— BEGIN Given records —
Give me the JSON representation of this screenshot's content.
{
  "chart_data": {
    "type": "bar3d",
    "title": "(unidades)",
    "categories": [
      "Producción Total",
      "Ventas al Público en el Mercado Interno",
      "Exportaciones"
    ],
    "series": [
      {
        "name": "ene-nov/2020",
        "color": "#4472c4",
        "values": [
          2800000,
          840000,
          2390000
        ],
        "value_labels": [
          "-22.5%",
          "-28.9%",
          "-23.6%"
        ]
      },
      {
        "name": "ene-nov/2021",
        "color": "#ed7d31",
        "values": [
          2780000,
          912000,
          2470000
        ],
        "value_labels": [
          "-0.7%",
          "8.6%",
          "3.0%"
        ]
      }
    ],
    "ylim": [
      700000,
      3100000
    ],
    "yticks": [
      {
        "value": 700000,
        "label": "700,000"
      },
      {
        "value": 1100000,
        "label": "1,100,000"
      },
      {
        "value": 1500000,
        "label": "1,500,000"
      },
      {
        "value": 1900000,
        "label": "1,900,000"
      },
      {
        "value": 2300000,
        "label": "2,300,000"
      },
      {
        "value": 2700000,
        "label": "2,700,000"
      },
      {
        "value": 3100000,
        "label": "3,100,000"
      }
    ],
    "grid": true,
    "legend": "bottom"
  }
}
— END Given records —
■ **What you have to do**: Copy down the material exactly as written.

■ **Expected answer**:
Give me the JSON representation of this screenshot's content.
{
  "chart_data": {
    "type": "bar3d",
    "title": "(unidades)",
    "categories": [
      "Producción Total",
      "Ventas al Público en el Mercado Interno",
      "Exportaciones"
    ],
    "series": [
      {
        "name": "ene-nov/2020",
        "color": "#4472c4",
        "values": [
          2800000,
          840000,
          2390000
        ],
        "value_labels": [
          "-22.5%",
          "-28.9%",
          "-23.6%"
        ]
      },
      {
        "name": "ene-nov/2021",
        "color": "#ed7d31",
        "values": [
          2780000,
          912000,
          2470000
        ],
        "value_labels": [
          "-0.7%",
          "8.6%",
          "3.0%"
        ]
      }
    ],
    "ylim": [
      700000,
      3100000
    ],
    "yticks": [
      {
        "value": 700000,
        "label": "700,000"
      },
      {
        "value": 1100000,
        "label": "1,100,000"
      },
      {
        "value": 1500000,
        "label": "1,500,000"
      },
      {
        "value": 1900000,
        "label": "1,900,000"
      },
      {
        "value": 2300000,
        "label": "2,300,000"
      },
      {
        "value": 2700000,
        "label": "2,700,000"
      },
      {
        "value": 3100000,
        "label": "3,100,000"
      }
    ],
    "grid": true,
    "legend": "bottom"
  }
}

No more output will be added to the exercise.